*Exercise goal*:
Identify all lines in the data containing the string "SABORES". Copy them out.

(Dataset excerpts)

##########

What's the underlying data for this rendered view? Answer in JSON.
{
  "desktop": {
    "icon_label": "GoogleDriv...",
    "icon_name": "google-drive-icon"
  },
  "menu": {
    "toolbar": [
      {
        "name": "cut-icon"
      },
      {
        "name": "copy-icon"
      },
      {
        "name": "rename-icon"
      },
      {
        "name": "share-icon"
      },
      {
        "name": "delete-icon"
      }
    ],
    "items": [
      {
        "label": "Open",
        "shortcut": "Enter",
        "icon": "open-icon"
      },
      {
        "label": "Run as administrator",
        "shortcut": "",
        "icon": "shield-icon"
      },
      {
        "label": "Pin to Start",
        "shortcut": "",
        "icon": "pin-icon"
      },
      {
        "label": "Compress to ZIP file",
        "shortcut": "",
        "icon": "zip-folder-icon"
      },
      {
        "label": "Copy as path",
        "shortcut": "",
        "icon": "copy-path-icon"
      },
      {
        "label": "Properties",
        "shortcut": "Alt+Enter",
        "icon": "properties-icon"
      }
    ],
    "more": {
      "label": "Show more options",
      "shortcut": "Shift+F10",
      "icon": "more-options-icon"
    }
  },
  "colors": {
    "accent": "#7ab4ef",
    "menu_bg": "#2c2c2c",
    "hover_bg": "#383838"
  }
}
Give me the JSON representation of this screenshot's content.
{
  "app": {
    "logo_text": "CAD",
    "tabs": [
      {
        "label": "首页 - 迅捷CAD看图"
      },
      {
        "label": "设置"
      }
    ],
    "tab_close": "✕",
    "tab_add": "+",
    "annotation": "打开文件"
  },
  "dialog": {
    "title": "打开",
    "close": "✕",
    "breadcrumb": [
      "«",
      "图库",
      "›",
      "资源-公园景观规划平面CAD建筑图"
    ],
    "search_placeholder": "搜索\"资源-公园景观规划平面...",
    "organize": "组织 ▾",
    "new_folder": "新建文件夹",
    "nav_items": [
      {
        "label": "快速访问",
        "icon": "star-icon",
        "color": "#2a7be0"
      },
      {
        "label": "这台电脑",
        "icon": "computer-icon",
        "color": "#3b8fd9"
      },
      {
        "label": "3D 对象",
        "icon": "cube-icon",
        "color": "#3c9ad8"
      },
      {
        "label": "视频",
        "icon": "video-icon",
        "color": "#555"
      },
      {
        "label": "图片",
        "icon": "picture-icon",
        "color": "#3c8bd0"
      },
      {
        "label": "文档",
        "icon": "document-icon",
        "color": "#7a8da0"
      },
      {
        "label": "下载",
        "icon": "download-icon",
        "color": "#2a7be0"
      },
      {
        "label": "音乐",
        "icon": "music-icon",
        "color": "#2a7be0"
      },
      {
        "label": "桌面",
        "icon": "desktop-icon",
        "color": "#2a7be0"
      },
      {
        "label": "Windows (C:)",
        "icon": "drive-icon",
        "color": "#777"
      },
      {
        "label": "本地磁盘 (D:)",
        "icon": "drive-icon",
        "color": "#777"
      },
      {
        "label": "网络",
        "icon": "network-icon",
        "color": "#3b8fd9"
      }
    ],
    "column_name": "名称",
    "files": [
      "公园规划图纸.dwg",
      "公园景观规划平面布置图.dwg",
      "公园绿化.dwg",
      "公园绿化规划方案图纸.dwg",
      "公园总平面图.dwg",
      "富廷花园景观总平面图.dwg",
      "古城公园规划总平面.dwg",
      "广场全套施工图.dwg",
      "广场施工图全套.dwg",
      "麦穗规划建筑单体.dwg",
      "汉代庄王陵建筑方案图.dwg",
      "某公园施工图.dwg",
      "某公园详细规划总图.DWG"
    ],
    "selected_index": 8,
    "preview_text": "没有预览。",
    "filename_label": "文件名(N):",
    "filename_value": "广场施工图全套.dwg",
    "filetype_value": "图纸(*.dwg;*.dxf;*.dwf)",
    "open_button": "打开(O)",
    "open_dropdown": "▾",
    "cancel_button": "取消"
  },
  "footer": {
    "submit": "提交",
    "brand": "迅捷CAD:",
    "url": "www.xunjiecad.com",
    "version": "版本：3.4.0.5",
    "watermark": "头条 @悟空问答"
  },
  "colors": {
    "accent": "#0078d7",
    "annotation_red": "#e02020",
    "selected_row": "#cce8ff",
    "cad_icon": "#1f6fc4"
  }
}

##########

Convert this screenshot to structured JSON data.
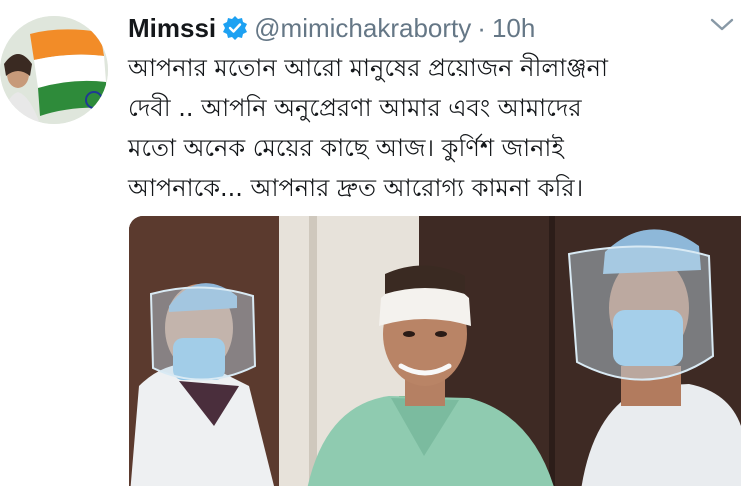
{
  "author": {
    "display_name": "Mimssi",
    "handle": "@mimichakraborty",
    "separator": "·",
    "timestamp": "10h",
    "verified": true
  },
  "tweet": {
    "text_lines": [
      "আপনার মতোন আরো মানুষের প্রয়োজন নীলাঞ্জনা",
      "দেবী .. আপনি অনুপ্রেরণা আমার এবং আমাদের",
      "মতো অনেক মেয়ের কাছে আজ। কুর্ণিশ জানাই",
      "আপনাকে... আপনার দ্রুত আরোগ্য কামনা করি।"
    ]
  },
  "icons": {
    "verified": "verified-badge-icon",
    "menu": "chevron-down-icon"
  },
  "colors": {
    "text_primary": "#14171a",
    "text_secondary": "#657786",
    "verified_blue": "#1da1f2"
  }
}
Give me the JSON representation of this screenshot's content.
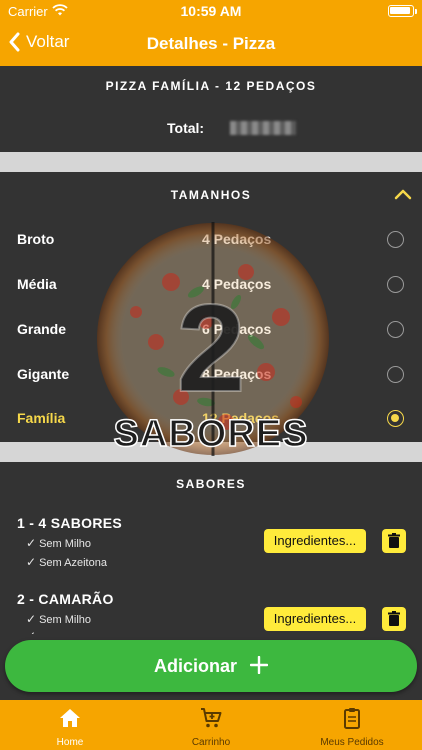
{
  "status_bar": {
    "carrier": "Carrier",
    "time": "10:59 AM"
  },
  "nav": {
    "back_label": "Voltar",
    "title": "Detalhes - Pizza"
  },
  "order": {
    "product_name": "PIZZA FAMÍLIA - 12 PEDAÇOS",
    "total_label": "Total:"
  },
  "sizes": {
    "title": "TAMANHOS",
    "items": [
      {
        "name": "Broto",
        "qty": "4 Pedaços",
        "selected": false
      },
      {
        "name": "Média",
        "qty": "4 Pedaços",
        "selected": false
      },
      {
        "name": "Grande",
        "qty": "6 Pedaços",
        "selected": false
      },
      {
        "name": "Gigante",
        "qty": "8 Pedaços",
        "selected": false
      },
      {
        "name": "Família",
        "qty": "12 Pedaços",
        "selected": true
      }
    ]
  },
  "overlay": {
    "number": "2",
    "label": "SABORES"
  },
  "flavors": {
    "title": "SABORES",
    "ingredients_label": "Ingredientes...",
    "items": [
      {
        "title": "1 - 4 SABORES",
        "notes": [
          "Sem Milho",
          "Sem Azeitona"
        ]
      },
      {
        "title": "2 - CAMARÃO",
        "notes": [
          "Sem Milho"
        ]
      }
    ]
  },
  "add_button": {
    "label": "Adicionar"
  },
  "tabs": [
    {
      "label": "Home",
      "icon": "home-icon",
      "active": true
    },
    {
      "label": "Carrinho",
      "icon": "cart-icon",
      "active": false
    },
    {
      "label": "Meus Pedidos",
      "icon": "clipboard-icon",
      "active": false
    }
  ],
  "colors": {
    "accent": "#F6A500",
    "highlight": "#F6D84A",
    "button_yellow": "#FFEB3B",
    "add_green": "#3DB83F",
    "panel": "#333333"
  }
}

##########

*Expected answer*:
    "label": "SABORES"
    "title": "SABORES",
        "title": "1 - 4 SABORES",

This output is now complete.